Source text:
>> Start
Meisam_Hasani · October 21, 2021, 11:15am

I put

num_worker = 0

and solved the problem!

Chenkai_Mao · November 17, 2021, 9:19pm

Where and how did you add this argument?

Meisam_Hasani · November 18, 2021, 10:08am

In the dataloader:

dataloaders = torch.utils.data.DataLoader( image_datasets['train']	
    	                                            ,batch_size=batch_size
    	                                            ,num_workers=num_workers
    	                                            ,collate_fn=collate_fn
    	                                    )

Please check

torch.utils.data.DataLoader

in the documentation for more details.

visionscaper · March 25, 2022, 8:23pm

The question is, why doesn’t it work with multiple DataLoader workers?
You did not solve the problem, you circumvented it.

I also experience this with FashionMNIST using the latest Pytorch 1.11 (torch vision 0.12.0).

I’m getting the following error:

unable to mmap 3136 bytes from file </torch_29142_1440317042_64566>: Cannot allocate memory (12)

@ptrblck Do you know what kind of error this is, and why it could occur specifically when multiple data loaders are used?

ptrblck · March 26, 2022, 7:05am

Unsure what’s causing the issue but based on e.g. this older bug description it seems as if Python fails to allocate the resident size for a new process.
>> End
Dataset entries:
>> Start
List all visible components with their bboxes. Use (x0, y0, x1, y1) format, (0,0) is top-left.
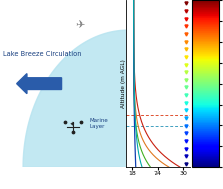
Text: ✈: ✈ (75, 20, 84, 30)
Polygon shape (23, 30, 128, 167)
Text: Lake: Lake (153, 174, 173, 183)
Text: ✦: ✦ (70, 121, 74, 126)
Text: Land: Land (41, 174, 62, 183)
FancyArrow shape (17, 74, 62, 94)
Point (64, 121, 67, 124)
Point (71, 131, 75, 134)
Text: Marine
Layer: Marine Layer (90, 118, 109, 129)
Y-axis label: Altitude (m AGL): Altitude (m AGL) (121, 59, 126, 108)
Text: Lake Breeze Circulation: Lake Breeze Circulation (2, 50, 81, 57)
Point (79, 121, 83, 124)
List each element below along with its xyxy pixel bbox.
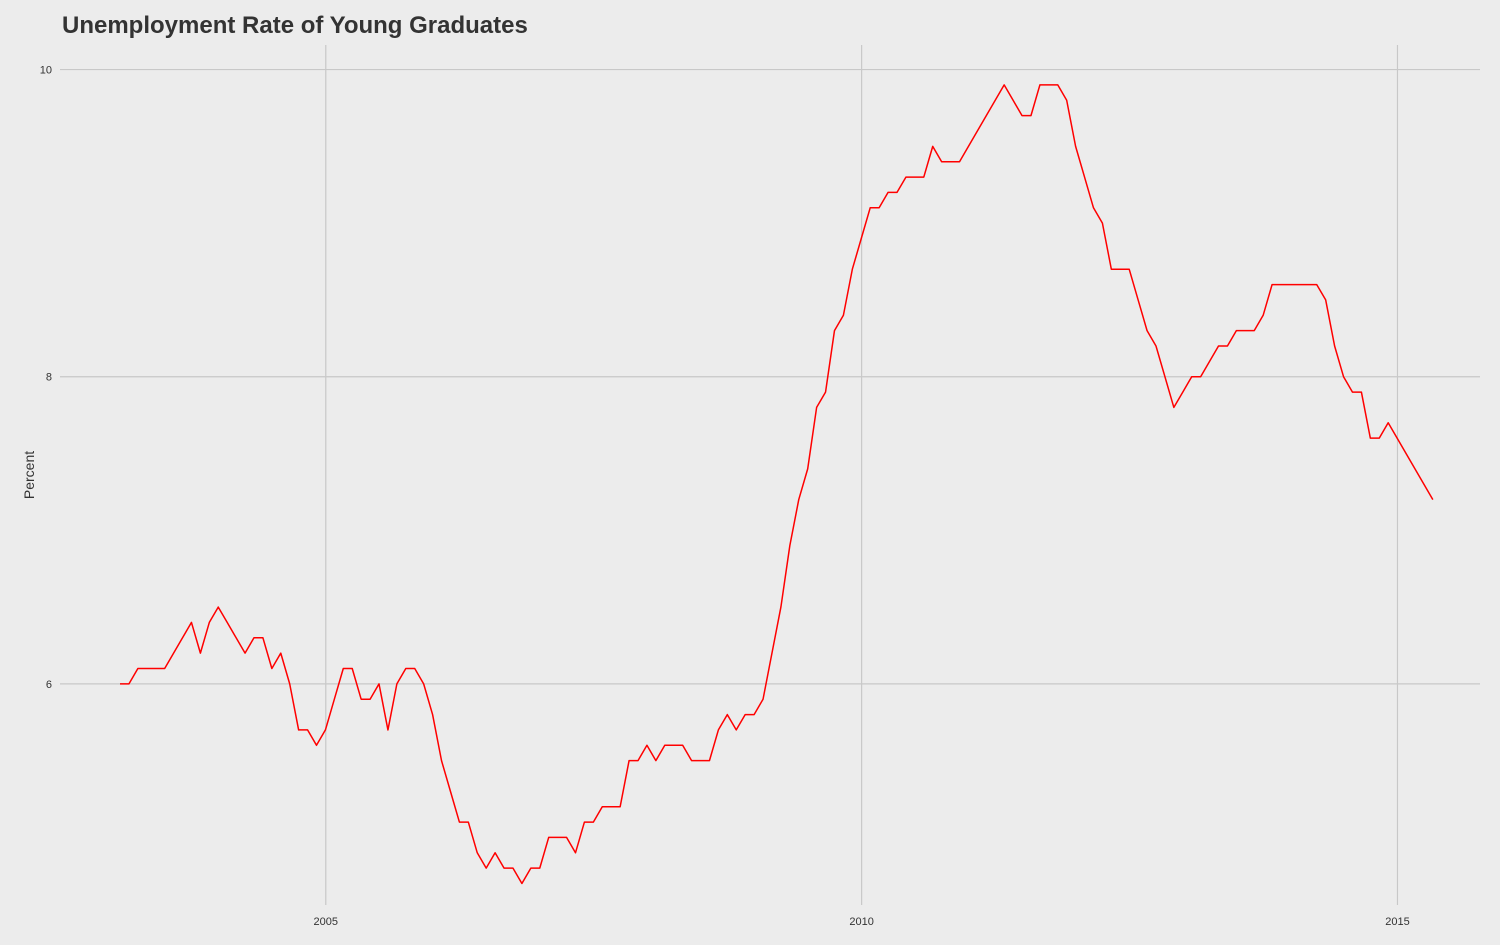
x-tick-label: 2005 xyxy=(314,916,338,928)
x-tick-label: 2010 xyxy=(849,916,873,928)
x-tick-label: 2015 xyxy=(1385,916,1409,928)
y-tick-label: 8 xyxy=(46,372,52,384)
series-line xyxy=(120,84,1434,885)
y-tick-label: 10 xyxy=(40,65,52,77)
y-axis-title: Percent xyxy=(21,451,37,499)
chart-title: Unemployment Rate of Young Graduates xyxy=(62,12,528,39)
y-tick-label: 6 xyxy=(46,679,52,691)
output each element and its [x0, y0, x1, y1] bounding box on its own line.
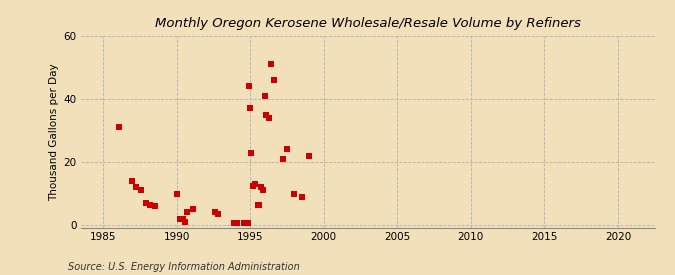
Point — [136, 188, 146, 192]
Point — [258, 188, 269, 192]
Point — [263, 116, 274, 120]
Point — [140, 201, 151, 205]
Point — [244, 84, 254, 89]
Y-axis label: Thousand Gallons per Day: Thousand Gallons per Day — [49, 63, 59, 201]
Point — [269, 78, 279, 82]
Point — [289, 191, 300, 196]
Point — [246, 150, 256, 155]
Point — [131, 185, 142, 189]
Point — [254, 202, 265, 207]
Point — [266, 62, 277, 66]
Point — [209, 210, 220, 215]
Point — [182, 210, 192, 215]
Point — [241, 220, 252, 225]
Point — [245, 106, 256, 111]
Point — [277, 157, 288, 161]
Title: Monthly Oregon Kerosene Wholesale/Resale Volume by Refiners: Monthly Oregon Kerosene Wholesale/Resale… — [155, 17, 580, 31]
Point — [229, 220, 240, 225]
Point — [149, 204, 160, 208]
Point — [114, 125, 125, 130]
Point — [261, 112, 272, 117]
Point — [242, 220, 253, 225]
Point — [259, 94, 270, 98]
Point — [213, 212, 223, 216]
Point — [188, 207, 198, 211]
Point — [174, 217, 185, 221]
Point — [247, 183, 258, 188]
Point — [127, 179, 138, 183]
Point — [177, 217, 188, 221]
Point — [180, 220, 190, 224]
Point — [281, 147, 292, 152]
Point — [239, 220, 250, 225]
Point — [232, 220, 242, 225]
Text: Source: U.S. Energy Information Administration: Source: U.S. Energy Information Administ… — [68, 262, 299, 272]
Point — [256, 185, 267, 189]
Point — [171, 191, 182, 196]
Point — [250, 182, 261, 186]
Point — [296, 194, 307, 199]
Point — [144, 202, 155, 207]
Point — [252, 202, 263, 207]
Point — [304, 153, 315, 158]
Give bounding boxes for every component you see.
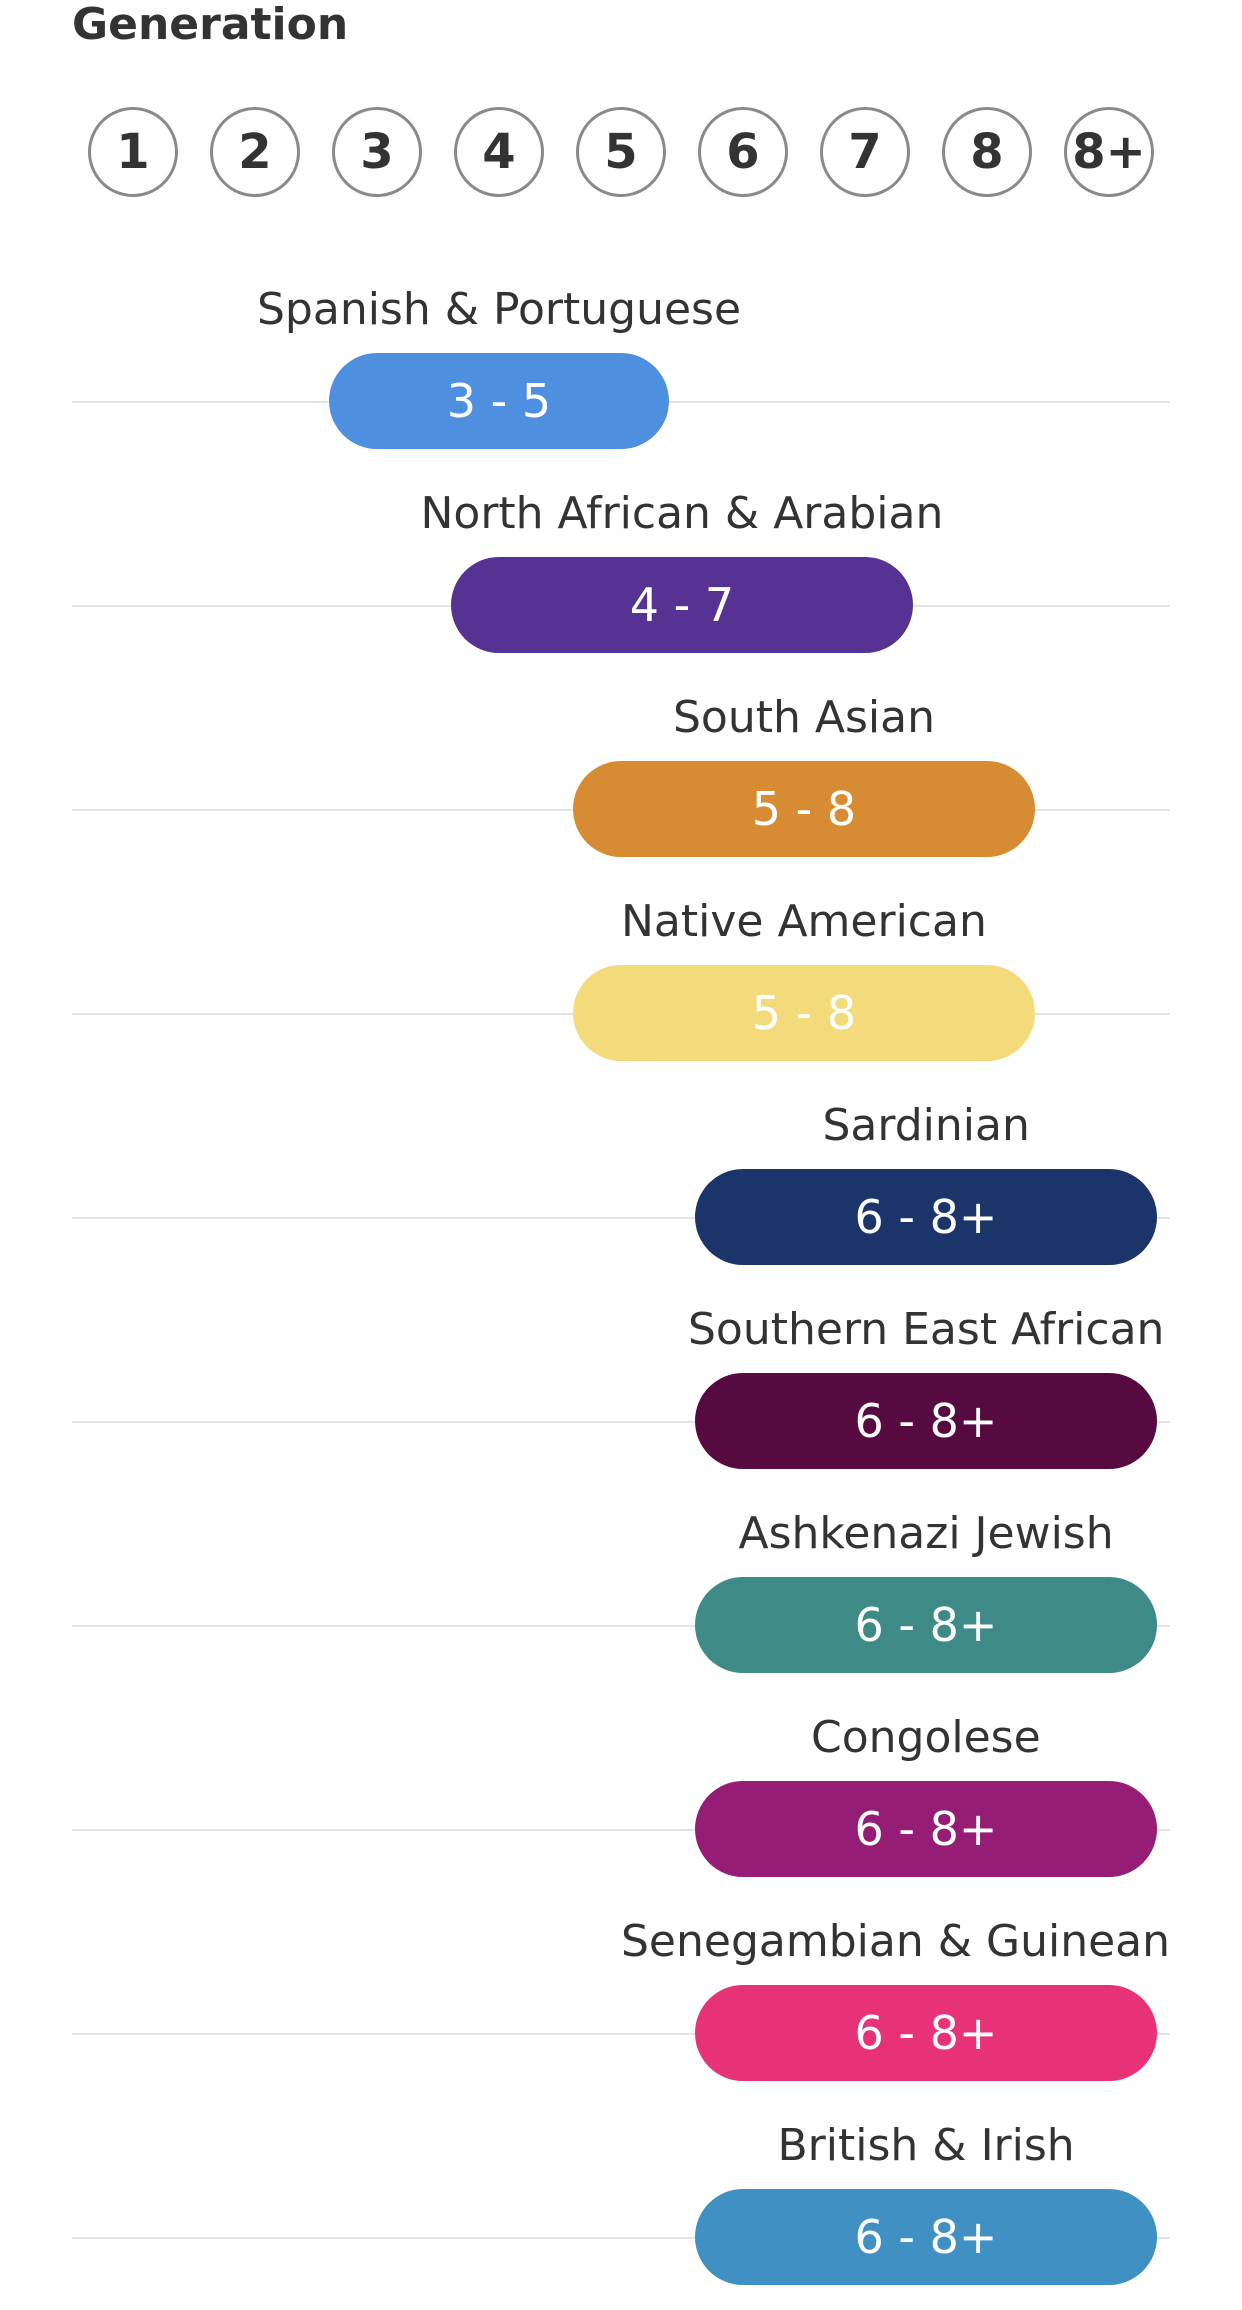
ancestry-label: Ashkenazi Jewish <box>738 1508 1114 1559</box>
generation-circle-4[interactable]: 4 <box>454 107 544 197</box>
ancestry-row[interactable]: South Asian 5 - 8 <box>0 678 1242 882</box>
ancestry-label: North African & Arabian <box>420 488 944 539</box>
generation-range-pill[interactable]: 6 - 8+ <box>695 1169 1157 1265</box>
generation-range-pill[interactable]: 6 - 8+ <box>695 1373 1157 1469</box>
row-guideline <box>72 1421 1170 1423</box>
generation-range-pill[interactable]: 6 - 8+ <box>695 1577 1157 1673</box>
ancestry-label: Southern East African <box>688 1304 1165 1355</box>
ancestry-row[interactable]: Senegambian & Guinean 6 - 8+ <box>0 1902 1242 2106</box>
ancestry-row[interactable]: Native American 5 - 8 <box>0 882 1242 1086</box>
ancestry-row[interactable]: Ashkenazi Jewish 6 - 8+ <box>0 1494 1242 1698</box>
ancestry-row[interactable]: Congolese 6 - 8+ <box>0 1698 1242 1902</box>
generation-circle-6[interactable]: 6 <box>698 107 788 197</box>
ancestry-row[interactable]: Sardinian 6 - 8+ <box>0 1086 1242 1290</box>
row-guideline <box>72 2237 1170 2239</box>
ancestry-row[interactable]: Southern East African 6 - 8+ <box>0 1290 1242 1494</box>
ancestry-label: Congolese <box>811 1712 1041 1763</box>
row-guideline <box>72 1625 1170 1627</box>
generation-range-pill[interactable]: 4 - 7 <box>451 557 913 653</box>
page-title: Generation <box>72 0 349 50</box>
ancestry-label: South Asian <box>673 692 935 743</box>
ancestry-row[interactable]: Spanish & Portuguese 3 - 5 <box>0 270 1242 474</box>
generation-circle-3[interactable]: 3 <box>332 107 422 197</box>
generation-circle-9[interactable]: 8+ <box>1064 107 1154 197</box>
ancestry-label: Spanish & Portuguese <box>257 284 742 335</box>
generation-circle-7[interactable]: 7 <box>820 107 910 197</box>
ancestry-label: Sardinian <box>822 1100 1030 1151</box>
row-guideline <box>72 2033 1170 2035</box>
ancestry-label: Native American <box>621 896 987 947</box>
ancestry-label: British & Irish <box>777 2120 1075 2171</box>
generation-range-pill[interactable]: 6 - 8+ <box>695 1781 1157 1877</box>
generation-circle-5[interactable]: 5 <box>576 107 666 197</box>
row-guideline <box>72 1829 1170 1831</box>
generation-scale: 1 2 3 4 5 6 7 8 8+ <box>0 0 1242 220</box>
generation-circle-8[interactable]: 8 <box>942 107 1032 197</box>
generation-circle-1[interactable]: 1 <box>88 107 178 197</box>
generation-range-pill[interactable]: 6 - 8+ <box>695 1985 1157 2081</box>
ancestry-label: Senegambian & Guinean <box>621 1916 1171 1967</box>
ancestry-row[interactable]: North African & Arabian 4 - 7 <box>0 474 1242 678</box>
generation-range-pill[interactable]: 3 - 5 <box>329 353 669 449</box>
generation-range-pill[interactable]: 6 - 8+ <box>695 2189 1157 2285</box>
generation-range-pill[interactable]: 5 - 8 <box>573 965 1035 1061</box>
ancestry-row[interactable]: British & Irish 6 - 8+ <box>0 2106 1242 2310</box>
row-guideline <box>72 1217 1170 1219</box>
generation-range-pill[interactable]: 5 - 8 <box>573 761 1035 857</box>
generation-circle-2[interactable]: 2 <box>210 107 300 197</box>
>> End
>> Start
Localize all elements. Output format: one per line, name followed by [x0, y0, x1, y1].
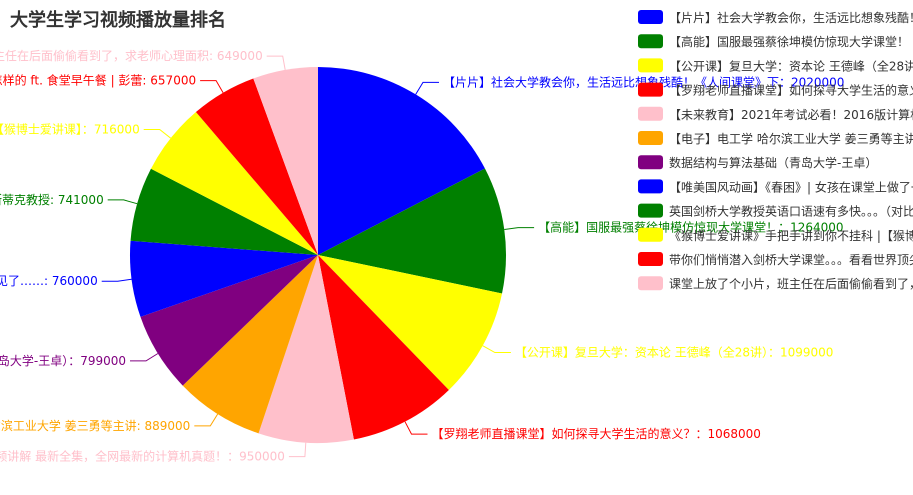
>> End
Challenge A: In the forum thread about the DataLoader error, what does ptrblck suggest might cause the "unable to mmap" failure, and what is that suggestion based on? Answer in one to three sentences.
Challenge B: Carry on the DataLoader worker thread from its last post.
The records are separate material, unrelated to the text.

Answer A: ptrblck suggests that Python may be failing to allocate the resident size for a new process. The suggestion is based on an older bug description, though ptrblck says they are unsure what is causing the issue.

Answer B:
How much system RAM do you have and how much does the main Python process need?

Lu_Dai · May 30, 2022, 2:28am

I also met the same problem and solved it by modifying num_workers to 0 as well. Even I changed num_workers to 1, this “cannot allocate memory” problem would recur. I still wonder why this problem would happen?

Charlie_Li · June 14, 2022, 10:15am

Having the same issue here, setting num_workers to any value beyond 0 will result in cannot allocate memory, but using num_workers 0 will result in an extremely slow training process.

YijianZhou · August 3, 2022, 6:07am

I believe I met the same problem, and as other people here reported, only when num_worker=0 is bug-free

Andreas_Kopp1 · February 6, 2023, 5:52pm

I have the same issue. Are there any news on this bug? Setting num_workers to 0 works as workaround but is not a good solution as it takes a lot of time in my case.

Andreas_Kopp1 · February 16, 2023, 1:35pm

Hi @ptrblck. Do you know if there any update on the issue? Setting workers to zero is not really a solution for large datasets. I am experiencing the issue even on a system with 880 GB of RAM.

ptrblck · February 16, 2023, 6:30pm

No, sorry I don’t have any updates as I was never able to reproduce the issue. So far nobody was able to post a minimal and executable code snippet which would raise this error in a current release, so I don’t have a way to debug it.

Andreas_Kopp1 · February 19, 2023, 7:46am

I can reproduce the issue consistently in an environment that I is too big to share it in a code snippet. I will work on a simplified repro that I can share. In the meantime, do you have additional hints for troubleshooting?
Here are some info about the setup:

Image multilabel classification with >700k images with DistributedDataParallel
Training runs in Docker container
96 cores, 880 GB RAM, 4 A100 GPU
Shared mem set to >200GB
“Cannot allocate memory” occurs in eval pass of first epoch
no_workers = 20
Error does not occur when setting no_workers to zero (as others have experienced) but makes training very slow
Thanks for any guidance!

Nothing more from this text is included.